Make an exact copy of the entries, and keep any pictures out of it.
==== SOURCE MATERIAL ====
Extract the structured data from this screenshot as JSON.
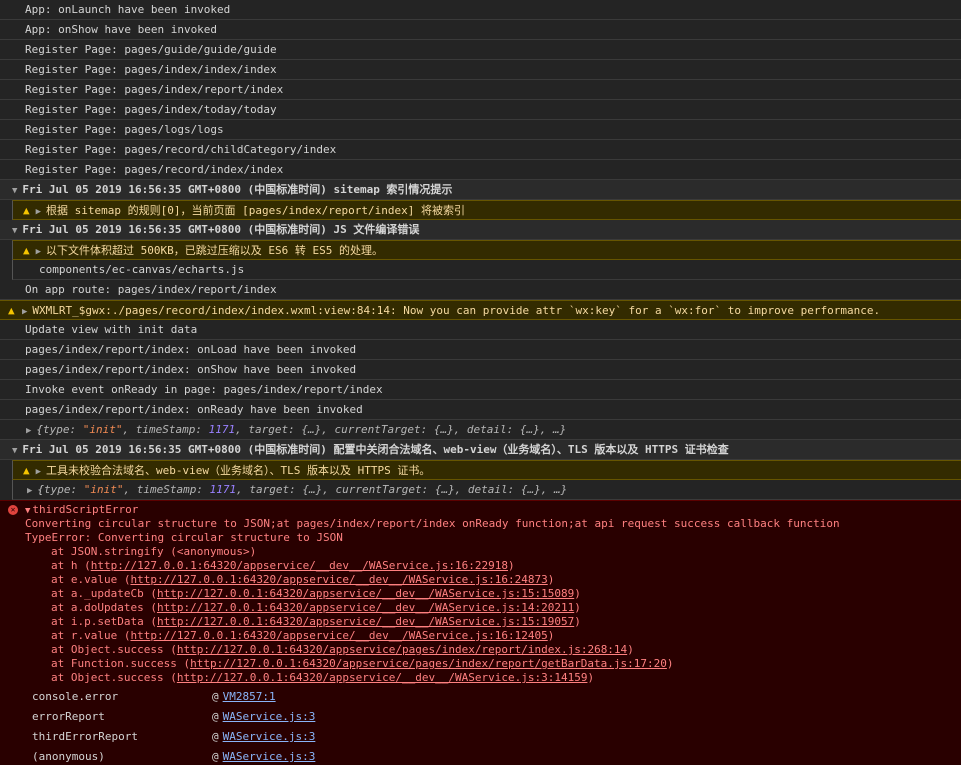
{
  "logs": [
    "App: onLaunch have been invoked",
    "App: onShow have been invoked",
    "Register Page: pages/guide/guide/guide",
    "Register Page: pages/index/index/index",
    "Register Page: pages/index/report/index",
    "Register Page: pages/index/today/today",
    "Register Page: pages/logs/logs",
    "Register Page: pages/record/childCategory/index",
    "Register Page: pages/record/index/index"
  ],
  "group1": {
    "header": "Fri Jul 05 2019 16:56:35 GMT+0800 (中国标准时间) sitemap 索引情况提示",
    "warning": "根据 sitemap 的规则[0]，当前页面 [pages/index/report/index] 将被索引"
  },
  "group2": {
    "header": "Fri Jul 05 2019 16:56:35 GMT+0800 (中国标准时间) JS 文件编译错误",
    "warning": "以下文件体积超过 500KB，已跳过压缩以及 ES6 转 ES5 的处理。",
    "file": "components/ec-canvas/echarts.js"
  },
  "route": "On app route: pages/index/report/index",
  "wxml_warning": "WXMLRT_$gwx:./pages/record/index/index.wxml:view:84:14: Now you can provide attr `wx:key` for a `wx:for` to improve performance.",
  "logs2": [
    "Update view with init data",
    "pages/index/report/index: onLoad have been invoked",
    "pages/index/report/index: onShow have been invoked",
    "Invoke event onReady in page: pages/index/report/index",
    "pages/index/report/index: onReady have been invoked"
  ],
  "obj": {
    "brace_open": "{",
    "type_key": "type: ",
    "type_val": "\"init\"",
    "ts_key": ", timeStamp: ",
    "ts_val": "1171",
    "rest": ", target: {…}, currentTarget: {…}, detail: {…}, …}"
  },
  "group3": {
    "header": "Fri Jul 05 2019 16:56:35 GMT+0800 (中国标准时间) 配置中关闭合法域名、web-view（业务域名）、TLS 版本以及 HTTPS 证书检查",
    "warning": "工具未校验合法域名、web-view（业务域名）、TLS 版本以及 HTTPS 证书。"
  },
  "error": {
    "title": "thirdScriptError",
    "message": "Converting circular structure to JSON;at pages/index/report/index onReady function;at api request success callback function",
    "type_error": "TypeError: Converting circular structure to JSON",
    "stack": [
      {
        "prefix": "at JSON.stringify (<anonymous>)",
        "link": "",
        "suffix": ""
      },
      {
        "prefix": "at h (",
        "link": "http://127.0.0.1:64320/appservice/__dev__/WAService.js:16:22918",
        "suffix": ")"
      },
      {
        "prefix": "at e.value (",
        "link": "http://127.0.0.1:64320/appservice/__dev__/WAService.js:16:24873",
        "suffix": ")"
      },
      {
        "prefix": "at a._updateCb (",
        "link": "http://127.0.0.1:64320/appservice/__dev__/WAService.js:15:15089",
        "suffix": ")"
      },
      {
        "prefix": "at a.doUpdates (",
        "link": "http://127.0.0.1:64320/appservice/__dev__/WAService.js:14:20211",
        "suffix": ")"
      },
      {
        "prefix": "at i.p.setData (",
        "link": "http://127.0.0.1:64320/appservice/__dev__/WAService.js:15:19057",
        "suffix": ")"
      },
      {
        "prefix": "at r.value (",
        "link": "http://127.0.0.1:64320/appservice/__dev__/WAService.js:16:12405",
        "suffix": ")"
      },
      {
        "prefix": "at Object.success (",
        "link": "http://127.0.0.1:64320/appservice/pages/index/report/index.js:268:14",
        "suffix": ")"
      },
      {
        "prefix": "at Function.success (",
        "link": "http://127.0.0.1:64320/appservice/pages/index/report/getBarData.js:17:20",
        "suffix": ")"
      },
      {
        "prefix": "at Object.success (",
        "link": "http://127.0.0.1:64320/appservice/__dev__/WAService.js:3:14159",
        "suffix": ")"
      }
    ],
    "trace": [
      {
        "fn": "console.error",
        "at": "@",
        "src": "VM2857:1"
      },
      {
        "fn": "errorReport",
        "at": "@",
        "src": "WAService.js:3"
      },
      {
        "fn": "thirdErrorReport",
        "at": "@",
        "src": "WAService.js:3"
      },
      {
        "fn": "(anonymous)",
        "at": "@",
        "src": "WAService.js:3"
      }
    ]
  },
  "icons": {
    "triangle_down": "▼",
    "triangle_right": "▶",
    "warning": "▲",
    "error": "✕"
  },
  "colors": {
    "background": "#242424",
    "warning_bg": "#332b00",
    "error_bg": "#290000",
    "error_text": "#ff8080",
    "link": "#8ab4f8"
  }
}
====
# SOLUTION TO THIS TASK
Extract the structured data from this screenshot as JSON.
{
  "logs": [
    "App: onLaunch have been invoked",
    "App: onShow have been invoked",
    "Register Page: pages/guide/guide/guide",
    "Register Page: pages/index/index/index",
    "Register Page: pages/index/report/index",
    "Register Page: pages/index/today/today",
    "Register Page: pages/logs/logs",
    "Register Page: pages/record/childCategory/index",
    "Register Page: pages/record/index/index"
  ],
  "group1": {
    "header": "Fri Jul 05 2019 16:56:35 GMT+0800 (中国标准时间) sitemap 索引情况提示",
    "warning": "根据 sitemap 的规则[0]，当前页面 [pages/index/report/index] 将被索引"
  },
  "group2": {
    "header": "Fri Jul 05 2019 16:56:35 GMT+0800 (中国标准时间) JS 文件编译错误",
    "warning": "以下文件体积超过 500KB，已跳过压缩以及 ES6 转 ES5 的处理。",
    "file": "components/ec-canvas/echarts.js"
  },
  "route": "On app route: pages/index/report/index",
  "wxml_warning": "WXMLRT_$gwx:./pages/record/index/index.wxml:view:84:14: Now you can provide attr `wx:key` for a `wx:for` to improve performance.",
  "logs2": [
    "Update view with init data",
    "pages/index/report/index: onLoad have been invoked",
    "pages/index/report/index: onShow have been invoked",
    "Invoke event onReady in page: pages/index/report/index",
    "pages/index/report/index: onReady have been invoked"
  ],
  "obj": {
    "brace_open": "{",
    "type_key": "type: ",
    "type_val": "\"init\"",
    "ts_key": ", timeStamp: ",
    "ts_val": "1171",
    "rest": ", target: {…}, currentTarget: {…}, detail: {…}, …}"
  },
  "group3": {
    "header": "Fri Jul 05 2019 16:56:35 GMT+0800 (中国标准时间) 配置中关闭合法域名、web-view（业务域名）、TLS 版本以及 HTTPS 证书检查",
    "warning": "工具未校验合法域名、web-view（业务域名）、TLS 版本以及 HTTPS 证书。"
  },
  "error": {
    "title": "thirdScriptError",
    "message": "Converting circular structure to JSON;at pages/index/report/index onReady function;at api request success callback function",
    "type_error": "TypeError: Converting circular structure to JSON",
    "stack": [
      {
        "prefix": "at JSON.stringify (<anonymous>)",
        "link": "",
        "suffix": ""
      },
      {
        "prefix": "at h (",
        "link": "http://127.0.0.1:64320/appservice/__dev__/WAService.js:16:22918",
        "suffix": ")"
      },
      {
        "prefix": "at e.value (",
        "link": "http://127.0.0.1:64320/appservice/__dev__/WAService.js:16:24873",
        "suffix": ")"
      },
      {
        "prefix": "at a._updateCb (",
        "link": "http://127.0.0.1:64320/appservice/__dev__/WAService.js:15:15089",
        "suffix": ")"
      },
      {
        "prefix": "at a.doUpdates (",
        "link": "http://127.0.0.1:64320/appservice/__dev__/WAService.js:14:20211",
        "suffix": ")"
      },
      {
        "prefix": "at i.p.setData (",
        "link": "http://127.0.0.1:64320/appservice/__dev__/WAService.js:15:19057",
        "suffix": ")"
      },
      {
        "prefix": "at r.value (",
        "link": "http://127.0.0.1:64320/appservice/__dev__/WAService.js:16:12405",
        "suffix": ")"
      },
      {
        "prefix": "at Object.success (",
        "link": "http://127.0.0.1:64320/appservice/pages/index/report/index.js:268:14",
        "suffix": ")"
      },
      {
        "prefix": "at Function.success (",
        "link": "http://127.0.0.1:64320/appservice/pages/index/report/getBarData.js:17:20",
        "suffix": ")"
      },
      {
        "prefix": "at Object.success (",
        "link": "http://127.0.0.1:64320/appservice/__dev__/WAService.js:3:14159",
        "suffix": ")"
      }
    ],
    "trace": [
      {
        "fn": "console.error",
        "at": "@",
        "src": "VM2857:1"
      },
      {
        "fn": "errorReport",
        "at": "@",
        "src": "WAService.js:3"
      },
      {
        "fn": "thirdErrorReport",
        "at": "@",
        "src": "WAService.js:3"
      },
      {
        "fn": "(anonymous)",
        "at": "@",
        "src": "WAService.js:3"
      }
    ]
  },
  "icons": {
    "triangle_down": "▼",
    "triangle_right": "▶",
    "warning": "▲",
    "error": "✕"
  },
  "colors": {
    "background": "#242424",
    "warning_bg": "#332b00",
    "error_bg": "#290000",
    "error_text": "#ff8080",
    "link": "#8ab4f8"
  }
}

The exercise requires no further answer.